## Task:
Filter these entries so that only lines with the word "económico" remain.

## Data section:
>> start
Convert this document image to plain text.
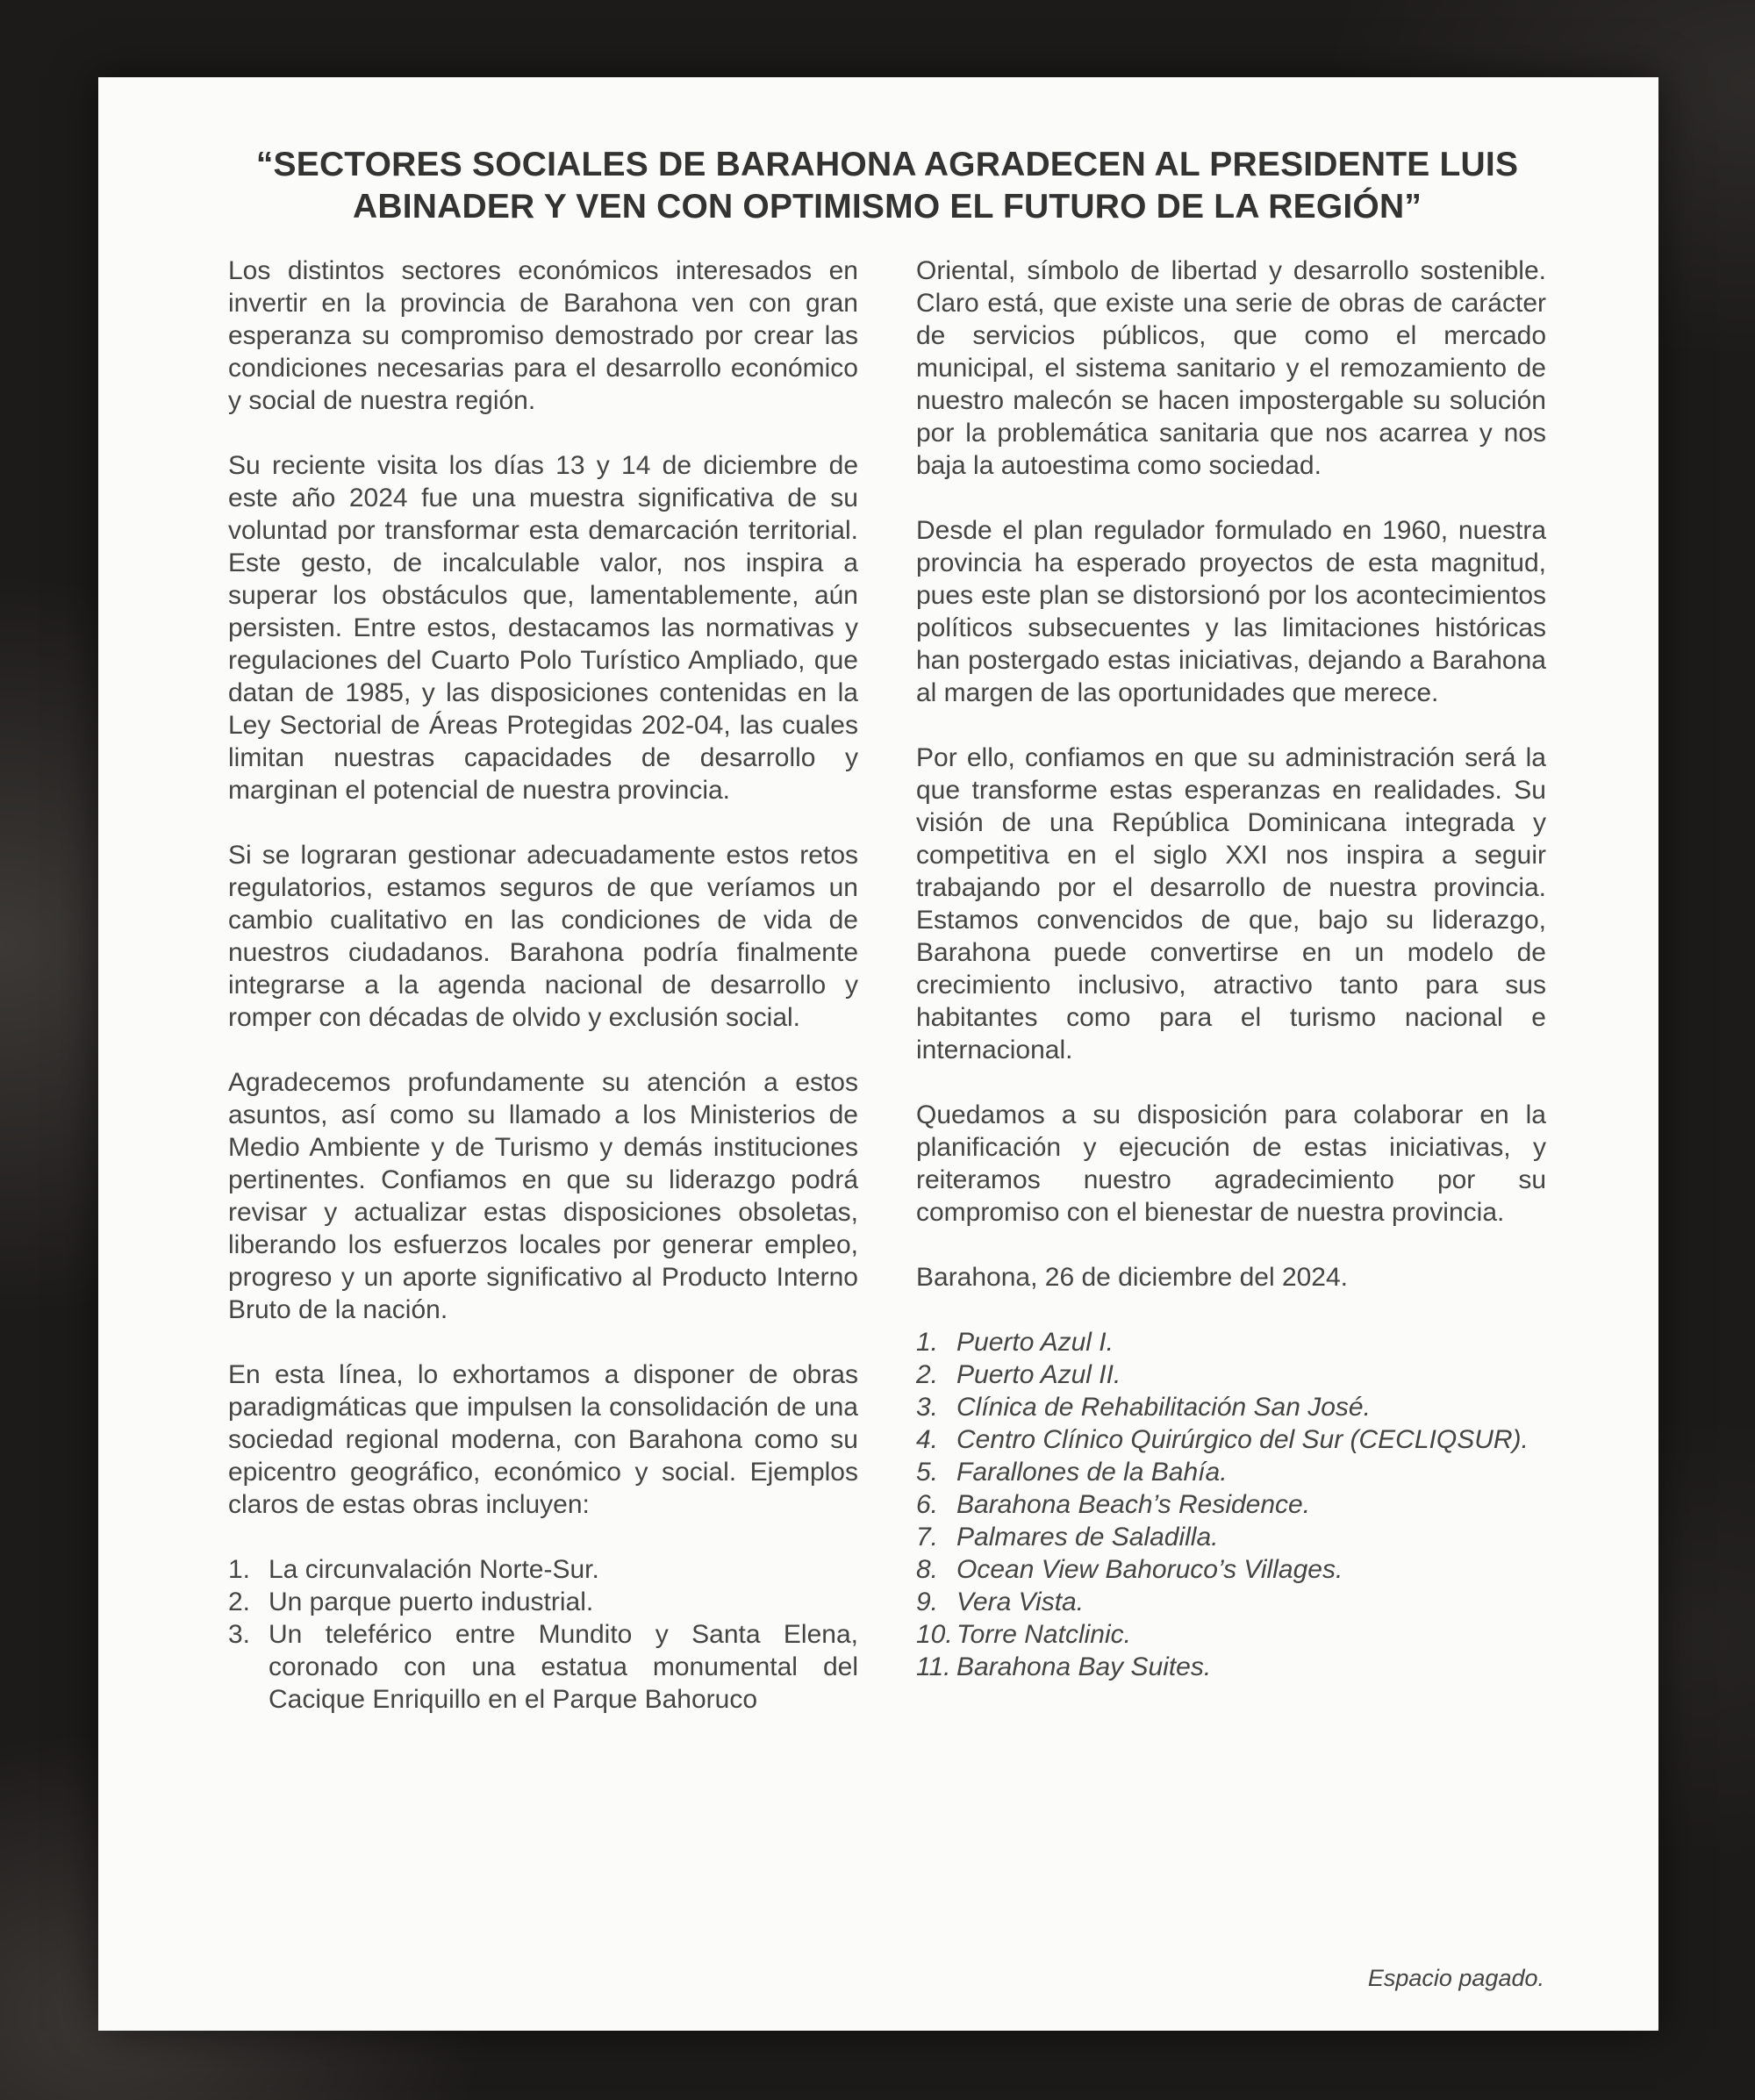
“SECTORES SOCIALES DE BARAHONA AGRADECEN AL PRESIDENTE LUIS ABINADER Y VEN CON OPTIMISMO EL FUTURO DE LA REGIÓN”

Los distintos sectores económicos interesados en invertir en la provincia de Barahona ven con gran esperanza su compromiso demostrado por crear las condiciones necesarias para el desarrollo económico y social de nuestra región.

Su reciente visita los días 13 y 14 de diciembre de este año 2024 fue una muestra significativa de su voluntad por transformar esta demarcación territorial. Este gesto, de incalculable valor, nos inspira a superar los obstáculos que, lamentablemente, aún persisten. Entre estos, destacamos las normativas y regulaciones del Cuarto Polo Turístico Ampliado, que datan de 1985, y las disposiciones contenidas en la Ley Sectorial de Áreas Protegidas 202-04, las cuales limitan nuestras capacidades de desarrollo y marginan el potencial de nuestra provincia.

Si se lograran gestionar adecuadamente estos retos regulatorios, estamos seguros de que veríamos un cambio cualitativo en las condiciones de vida de nuestros ciudadanos. Barahona podría finalmente integrarse a la agenda nacional de desarrollo y romper con décadas de olvido y exclusión social.

Agradecemos profundamente su atención a estos asuntos, así como su llamado a los Ministerios de Medio Ambiente y de Turismo y demás instituciones pertinentes. Confiamos en que su liderazgo podrá revisar y actualizar estas disposiciones obsoletas, liberando los esfuerzos locales por generar empleo, progreso y un aporte significativo al Producto Interno Bruto de la nación.

En esta línea, lo exhortamos a disponer de obras paradigmáticas que impulsen la consolidación de una sociedad regional moderna, con Barahona como su epicentro geográfico, económico y social. Ejemplos claros de estas obras incluyen:

1. La circunvalación Norte-Sur.
2. Un parque puerto industrial.
3. Un teleférico entre Mundito y Santa Elena, coronado con una estatua monumental del Cacique Enriquillo en el Parque Bahoruco

Oriental, símbolo de libertad y desarrollo sostenible. Claro está, que existe una serie de obras de carácter de servicios públicos, que como el mercado municipal, el sistema sanitario y el remozamiento de nuestro malecón se hacen impostergable su solución por la problemática sanitaria que nos acarrea y nos baja la autoestima como sociedad.

Desde el plan regulador formulado en 1960, nuestra provincia ha esperado proyectos de esta magnitud, pues este plan se distorsionó por los acontecimientos políticos subsecuentes y las limitaciones históricas han postergado estas iniciativas, dejando a Barahona al margen de las oportunidades que merece.

Por ello, confiamos en que su administración será la que transforme estas esperanzas en realidades. Su visión de una República Dominicana integrada y competitiva en el siglo XXI nos inspira a seguir trabajando por el desarrollo de nuestra provincia. Estamos convencidos de que, bajo su liderazgo, Barahona puede convertirse en un modelo de crecimiento inclusivo, atractivo tanto para sus habitantes como para el turismo nacional e internacional.

Quedamos a su disposición para colaborar en la planificación y ejecución de estas iniciativas, y reiteramos nuestro agradecimiento por su compromiso con el bienestar de nuestra provincia.

Barahona, 26 de diciembre del 2024.

1. Puerto Azul I.
2. Puerto Azul II.
3. Clínica de Rehabilitación San José.
4. Centro Clínico Quirúrgico del Sur (CECLIQSUR).
5. Farallones de la Bahía.
6. Barahona Beach’s Residence.
7. Palmares de Saladilla.
8. Ocean View Bahoruco’s Villages.
9. Vera Vista.
10. Torre Natclinic.
11. Barahona Bay Suites.
Espacio pagado.
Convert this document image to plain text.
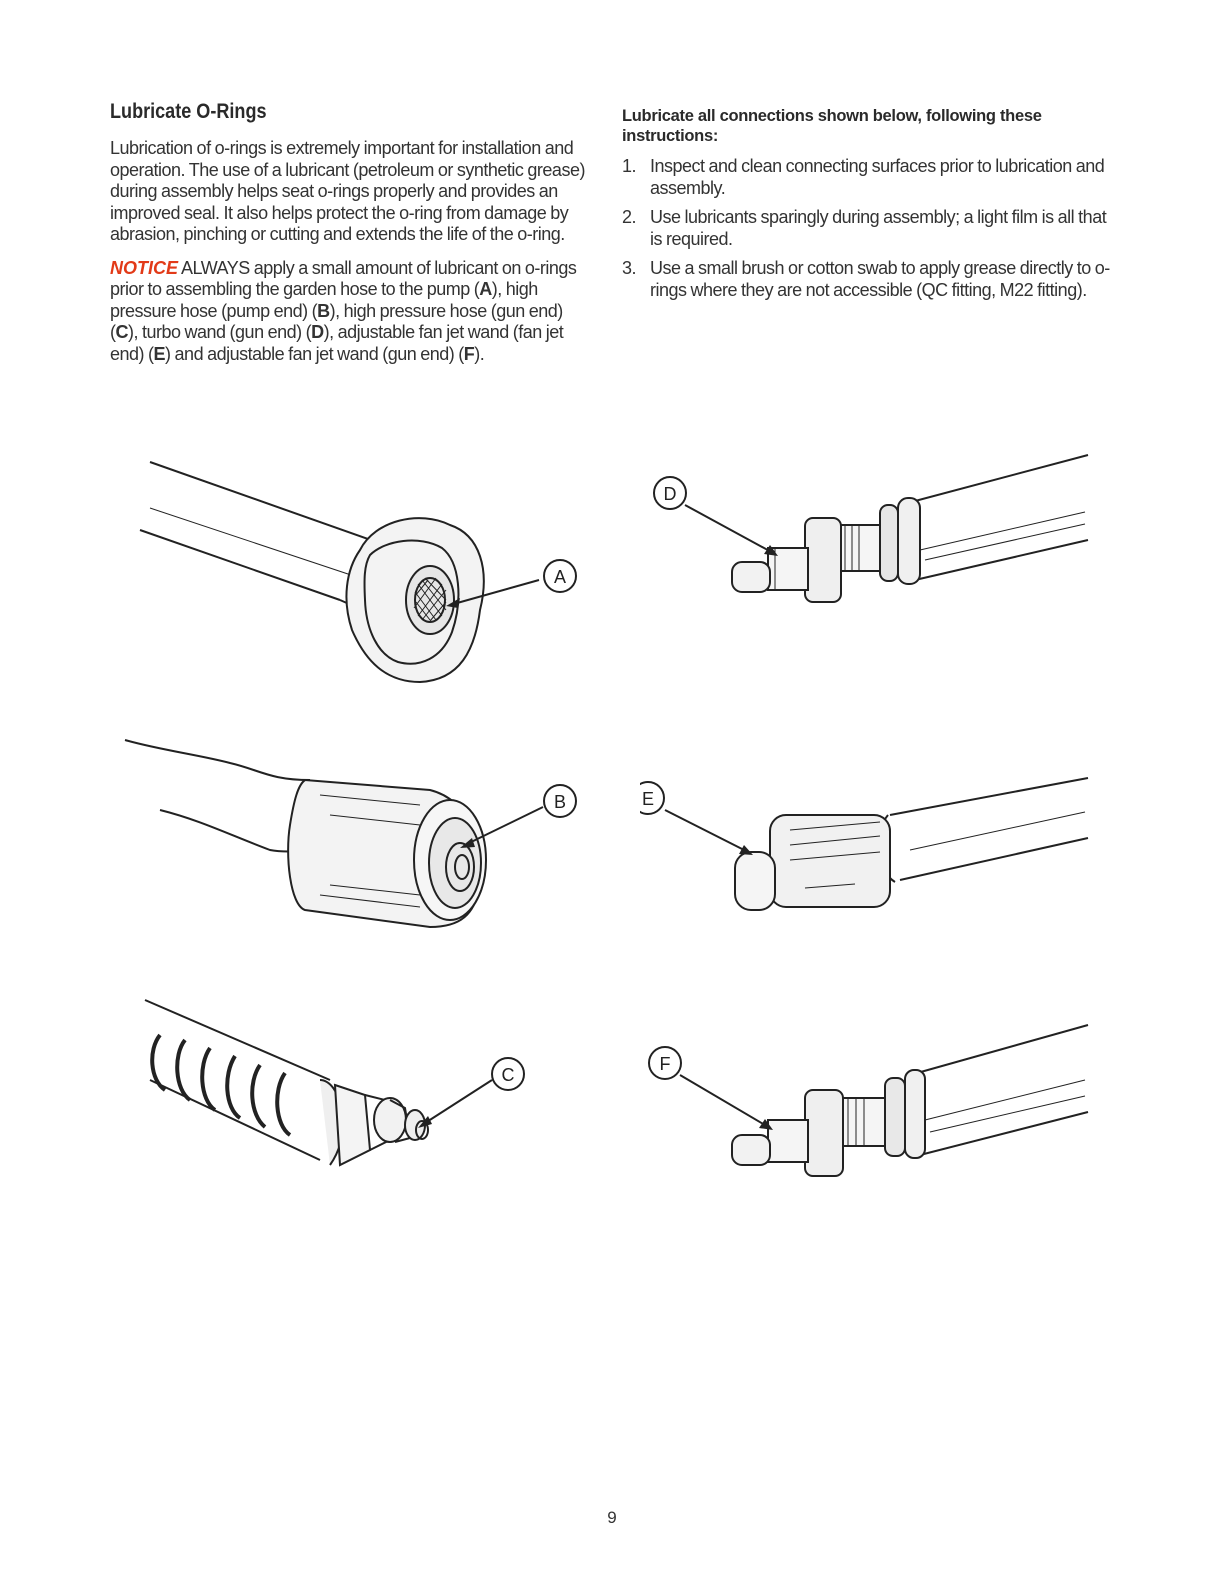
Lubricate O-Rings

Lubrication of o-rings is extremely important for installation and operation. The use of a lubricant (petroleum or synthetic grease) during assembly helps seat o-rings properly and provides an improved seal. It also helps protect the o-ring from damage by abrasion, pinching or cutting and extends the life of the o-ring.

NOTICE ALWAYS apply a small amount of lubricant on o-rings prior to assembling the garden hose to the pump (A), high pressure hose (pump end) (B), high pressure hose (gun end) (C), turbo wand (gun end) (D), adjustable fan jet wand (fan jet end) (E) and adjustable fan jet wand (gun end) (F).

Lubricate all connections shown below, following these instructions:
1. Inspect and clean connecting surfaces prior to lubrication and assembly.
2. Use lubricants sparingly during assembly; a light film is all that is required.
3. Use a small brush or cotton swab to apply grease directly to o-rings where they are not accessible (QC fitting, M22 fitting).
A
D
B	E
C
F
9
>> end
## Solution:
Los distintos sectores económicos interesados en invertir en la provincia de Barahona ven con gran esperanza su compromiso demostrado por crear las condiciones necesarias para el desarrollo económico y social de nuestra región.
En esta línea, lo exhortamos a disponer de obras paradigmáticas que impulsen la consolidación de una sociedad regional moderna, con Barahona como su epicentro geográfico, económico y social. Ejemplos claros de estas obras incluyen:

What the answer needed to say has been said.